Rows from a dataset:
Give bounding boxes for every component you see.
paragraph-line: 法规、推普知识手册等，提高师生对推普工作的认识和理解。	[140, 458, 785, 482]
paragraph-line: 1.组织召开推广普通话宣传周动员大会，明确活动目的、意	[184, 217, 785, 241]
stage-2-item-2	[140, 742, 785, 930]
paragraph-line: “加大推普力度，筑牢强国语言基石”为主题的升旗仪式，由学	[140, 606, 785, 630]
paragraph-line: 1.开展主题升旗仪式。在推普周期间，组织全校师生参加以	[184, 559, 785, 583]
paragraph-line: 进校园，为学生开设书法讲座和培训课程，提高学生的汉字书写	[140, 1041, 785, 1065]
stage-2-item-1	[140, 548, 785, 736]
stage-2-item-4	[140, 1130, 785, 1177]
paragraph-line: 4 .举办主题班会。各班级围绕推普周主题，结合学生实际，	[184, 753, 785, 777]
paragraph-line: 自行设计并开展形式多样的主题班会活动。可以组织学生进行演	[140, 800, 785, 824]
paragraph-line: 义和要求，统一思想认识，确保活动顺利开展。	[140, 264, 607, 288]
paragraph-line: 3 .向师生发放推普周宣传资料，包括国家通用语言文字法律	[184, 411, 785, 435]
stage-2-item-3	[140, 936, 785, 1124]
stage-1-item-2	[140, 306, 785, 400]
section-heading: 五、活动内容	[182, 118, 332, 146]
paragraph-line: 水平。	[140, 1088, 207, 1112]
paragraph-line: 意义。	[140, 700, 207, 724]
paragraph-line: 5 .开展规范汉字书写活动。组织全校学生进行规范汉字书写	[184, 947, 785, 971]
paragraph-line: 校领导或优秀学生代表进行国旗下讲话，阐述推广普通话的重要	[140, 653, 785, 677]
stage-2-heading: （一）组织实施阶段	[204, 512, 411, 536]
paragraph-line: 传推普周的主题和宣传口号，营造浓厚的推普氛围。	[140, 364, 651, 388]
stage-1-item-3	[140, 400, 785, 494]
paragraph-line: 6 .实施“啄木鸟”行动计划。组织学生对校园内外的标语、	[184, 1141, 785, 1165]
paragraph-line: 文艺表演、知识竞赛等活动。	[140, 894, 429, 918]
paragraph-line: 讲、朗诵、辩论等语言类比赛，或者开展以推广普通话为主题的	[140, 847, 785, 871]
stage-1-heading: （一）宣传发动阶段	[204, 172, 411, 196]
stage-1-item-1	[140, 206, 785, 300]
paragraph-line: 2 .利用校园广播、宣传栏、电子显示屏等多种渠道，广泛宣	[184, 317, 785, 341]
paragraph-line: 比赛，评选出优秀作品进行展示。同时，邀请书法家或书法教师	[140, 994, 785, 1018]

• _The problem_
Please copy out every line of the records above, keeping each one character for character as shown.

• _Response_
Give bounding boxes for every component you see.
paragraph-line: 法规、推普知识手册等，提高师生对推普工作的认识和理解。	[140, 458, 785, 482]
paragraph-line: 1.组织召开推广普通话宣传周动员大会，明确活动目的、意	[184, 217, 785, 241]
stage-2-item-2	[140, 742, 785, 930]
paragraph-line: “加大推普力度，筑牢强国语言基石”为主题的升旗仪式，由学	[140, 606, 785, 630]
paragraph-line: 1.开展主题升旗仪式。在推普周期间，组织全校师生参加以	[184, 559, 785, 583]
paragraph-line: 进校园，为学生开设书法讲座和培训课程，提高学生的汉字书写	[140, 1041, 785, 1065]
stage-2-item-1	[140, 548, 785, 736]
stage-2-item-4	[140, 1130, 785, 1177]
paragraph-line: 4 .举办主题班会。各班级围绕推普周主题，结合学生实际，	[184, 753, 785, 777]
paragraph-line: 自行设计并开展形式多样的主题班会活动。可以组织学生进行演	[140, 800, 785, 824]
paragraph-line: 义和要求，统一思想认识，确保活动顺利开展。	[140, 264, 607, 288]
paragraph-line: 3 .向师生发放推普周宣传资料，包括国家通用语言文字法律	[184, 411, 785, 435]
stage-2-item-3	[140, 936, 785, 1124]
stage-1-item-2	[140, 306, 785, 400]
section-heading: 五、活动内容	[182, 118, 332, 146]
paragraph-line: 水平。	[140, 1088, 207, 1112]
paragraph-line: 意义。	[140, 700, 207, 724]
paragraph-line: 5 .开展规范汉字书写活动。组织全校学生进行规范汉字书写	[184, 947, 785, 971]
paragraph-line: 校领导或优秀学生代表进行国旗下讲话，阐述推广普通话的重要	[140, 653, 785, 677]
stage-2-heading: （一）组织实施阶段	[204, 512, 411, 536]
paragraph-line: 传推普周的主题和宣传口号，营造浓厚的推普氛围。	[140, 364, 651, 388]
stage-1-item-3	[140, 400, 785, 494]
paragraph-line: 6 .实施“啄木鸟”行动计划。组织学生对校园内外的标语、	[184, 1141, 785, 1165]
paragraph-line: 文艺表演、知识竞赛等活动。	[140, 894, 429, 918]
paragraph-line: 讲、朗诵、辩论等语言类比赛，或者开展以推广普通话为主题的	[140, 847, 785, 871]
stage-1-heading: （一）宣传发动阶段	[204, 172, 411, 196]
stage-1-item-1	[140, 206, 785, 300]
paragraph-line: 2 .利用校园广播、宣传栏、电子显示屏等多种渠道，广泛宣	[184, 317, 785, 341]
paragraph-line: 比赛，评选出优秀作品进行展示。同时，邀请书法家或书法教师	[140, 994, 785, 1018]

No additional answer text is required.